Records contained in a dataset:
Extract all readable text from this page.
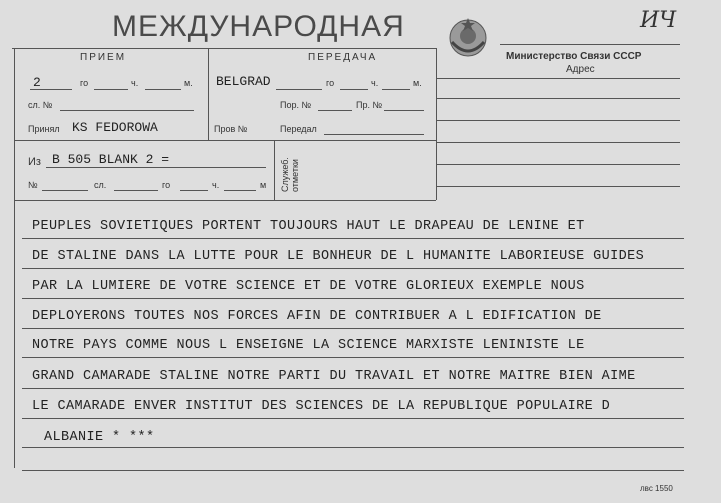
МЕЖДУНАРОДНАЯ	ИЧ
Министерство Связи СССР
Адрес
ПРИЕМ
2	го	ч.	м.
сл. №
Принял KS FEDOROWA	Пров №
ПЕРЕДАЧА
BELGRAD	го	ч.	м.
Пор. №	Пр. №
Передал
Из B 505 BLANK 2 =
№	сл.	го	ч.	м Служеб. отметки
PEUPLES SOVIETIQUES PORTENT TOUJOURS HAUT LE DRAPEAU DE LENINE ET
DE STALINE DANS LA LUTTE POUR LE BONHEUR DE L HUMANITE LABORIEUSE GUIDES
PAR LA LUMIERE DE VOTRE SCIENCE ET DE VOTRE GLORIEUX EXEMPLE NOUS
DEPLOYERONS TOUTES NOS FORCES AFIN DE CONTRIBUER A L EDIFICATION DE
NOTRE PAYS COMME NOUS L ENSEIGNE LA SCIENCE MARXISTE LENINISTE LE
GRAND CAMARADE STALINE NOTRE PARTI DU TRAVAIL ET NOTRE MAITRE BIEN AIME
LE CAMARADE ENVER INSTITUT DES SCIENCES DE LA REPUBLIQUE POPULAIRE D
ALBANIE * ***
лвс 1550
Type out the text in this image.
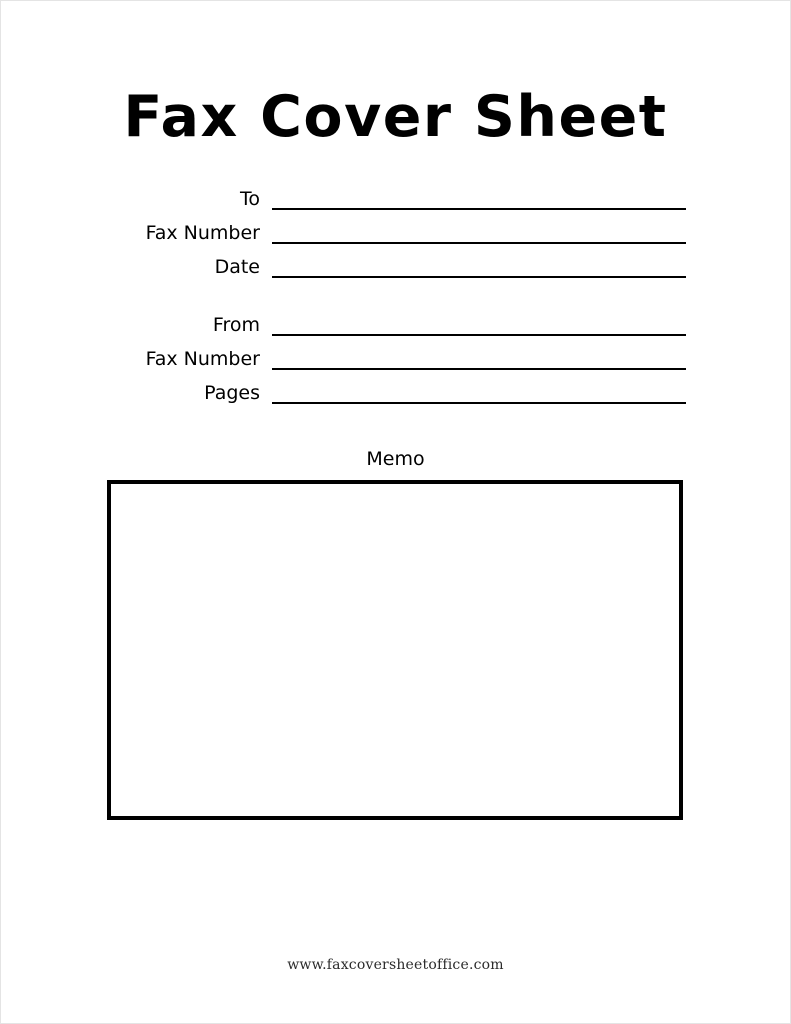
Fax Cover Sheet
To
Fax Number
Date
From
Fax Number
Pages
Memo
www.faxcoversheetoffice.com
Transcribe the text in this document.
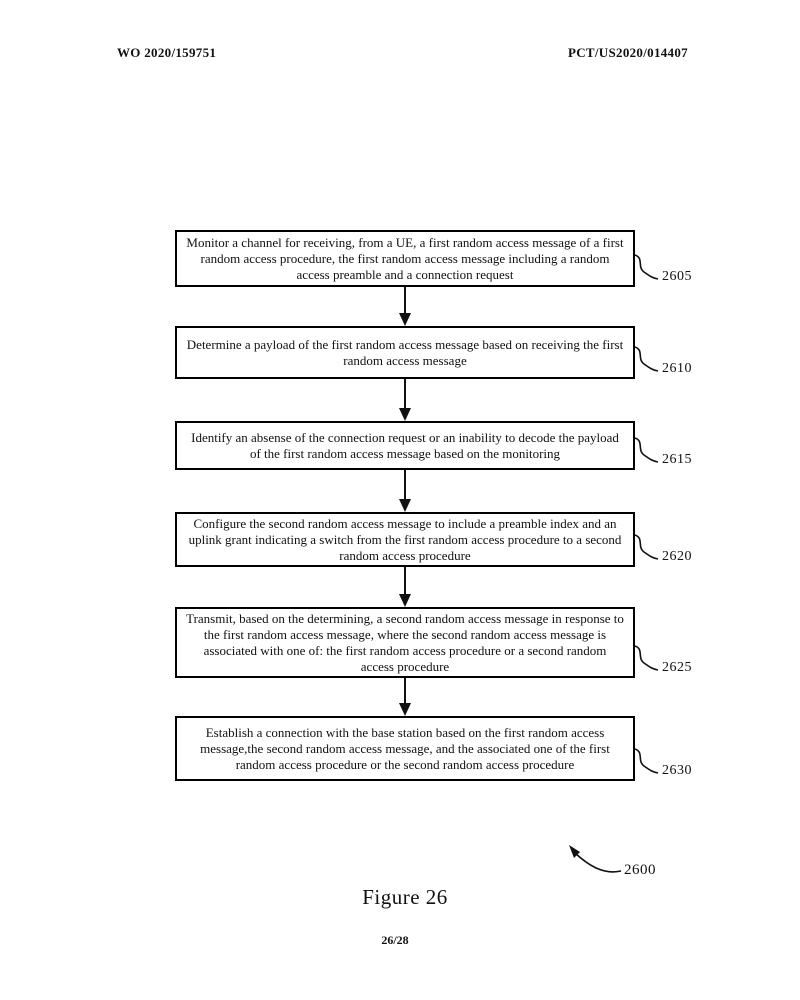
WO 2020/159751	PCT/US2020/014407

Monitor a channel for receiving, from a UE, a first random access message of a first random access procedure, the first random access message including a random access preamble and a connection request

Determine a payload of the first random access message based on receiving the first random access message

Identify an absense of the connection request or an inability to decode the payload of the first random access message based on the monitoring

Configure the second random access message to include a preamble index and an uplink grant indicating a switch from the first random access procedure to a second random access procedure

Transmit, based on the determining, a second random access message in response to the first random access message, where the second random access message is associated with one of: the first random access procedure or a second random access procedure

Establish a connection with the base station based on the first random access message,the second random access message, and the associated one of the first random access procedure or the second random access procedure

2605
2610
2615
2620
2625
2630
2600
Figure 26
26/28
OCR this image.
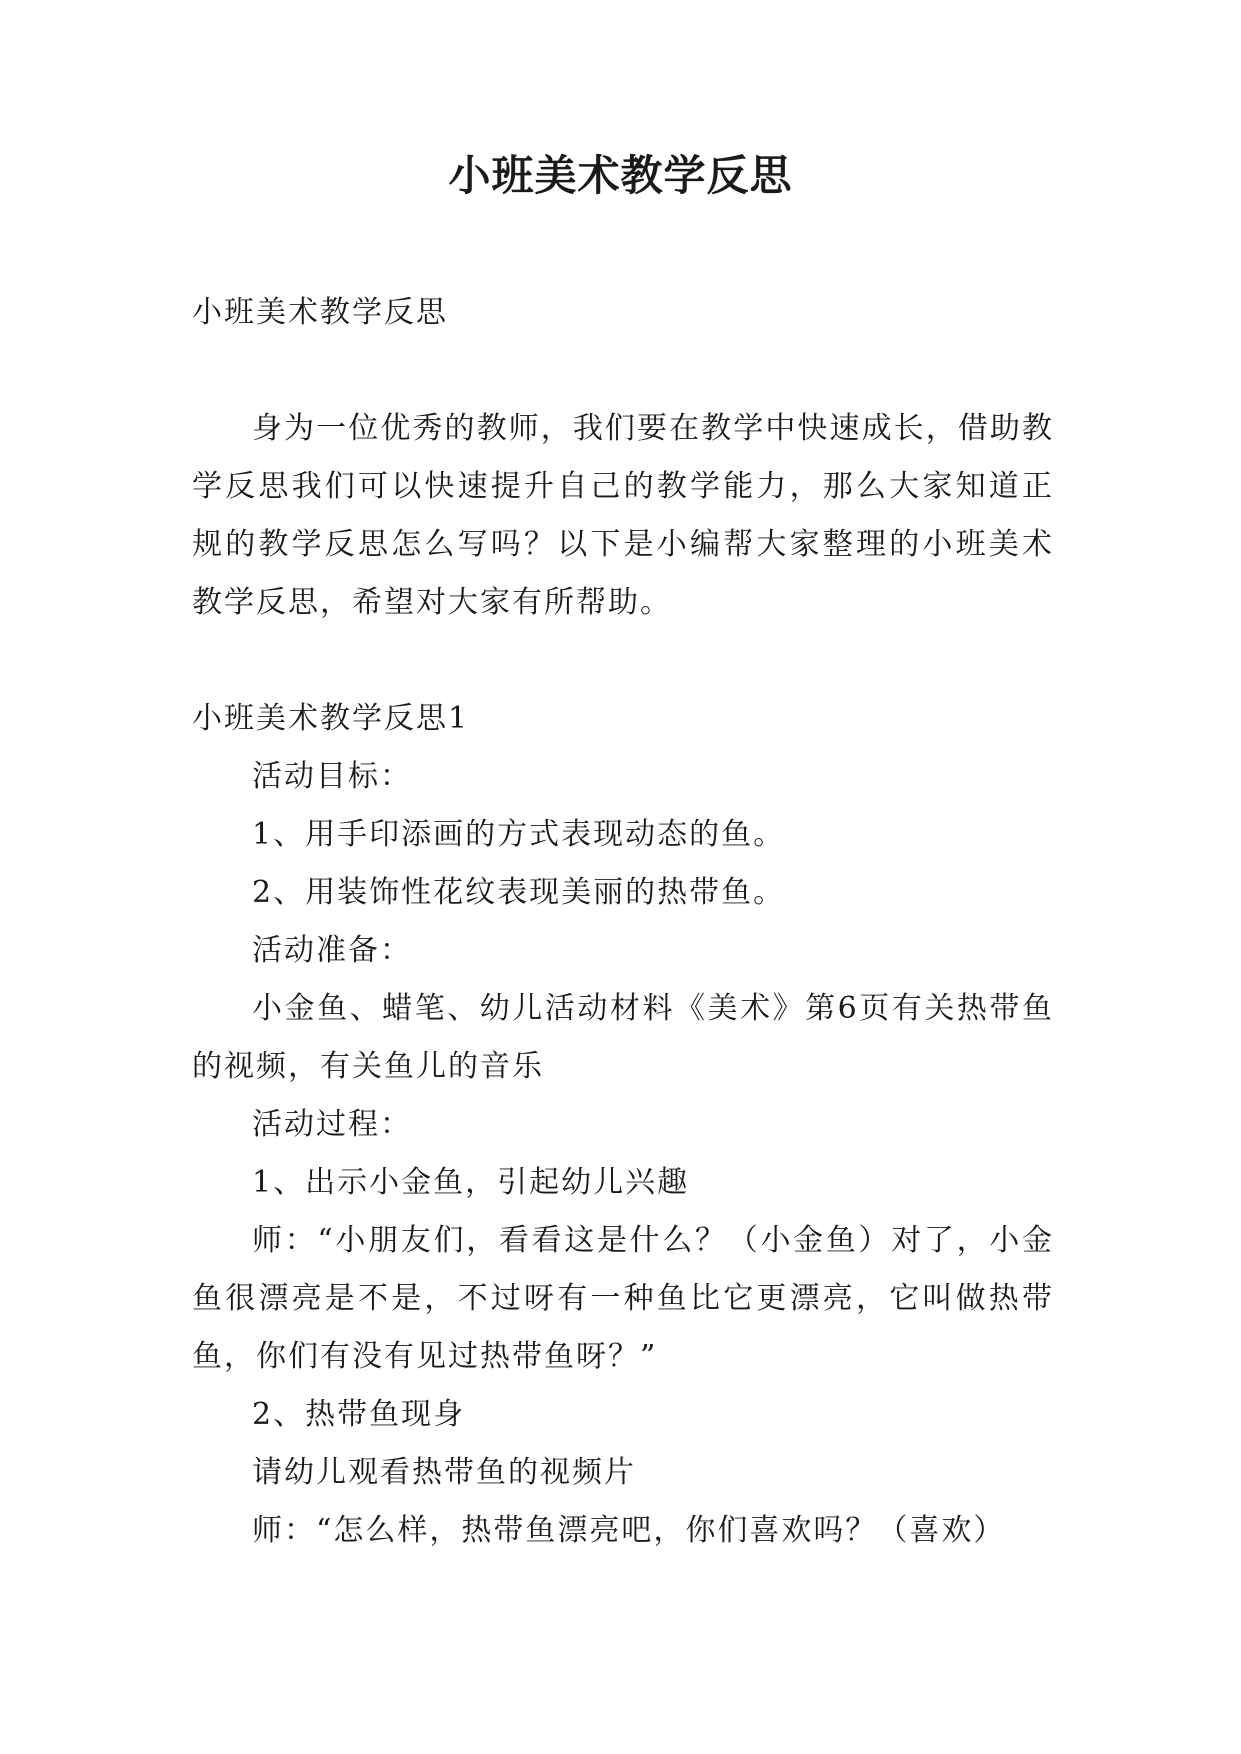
小班美术教学反思

小班美术教学反思

身为一位优秀的教师，我们要在教学中快速成长，借助教学反思我们可以快速提升自己的教学能力，那么大家知道正规的教学反思怎么写吗？以下是小编帮大家整理的小班美术教学反思，希望对大家有所帮助。

小班美术教学反思1

活动目标：

1、用手印添画的方式表现动态的鱼。

2、用装饰性花纹表现美丽的热带鱼。

活动准备：

小金鱼、蜡笔、幼儿活动材料《美术》第6页有关热带鱼的视频，有关鱼儿的音乐

活动过程：

1、出示小金鱼，引起幼儿兴趣

师：“小朋友们，看看这是什么？（小金鱼）对了，小金鱼很漂亮是不是，不过呀有一种鱼比它更漂亮，它叫做热带鱼，你们有没有见过热带鱼呀？”

2、热带鱼现身

请幼儿观看热带鱼的视频片

师：“怎么样，热带鱼漂亮吧，你们喜欢吗？（喜欢）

_Set task_. Copy every line in the listing above where the string "receiving" turns up.

_Output for this task_.
Monitor a channel for receiving, from a UE, a first random access message of a first random access procedure, the first random access message including a random access preamble and a connection request
Determine a payload of the first random access message based on receiving the first random access message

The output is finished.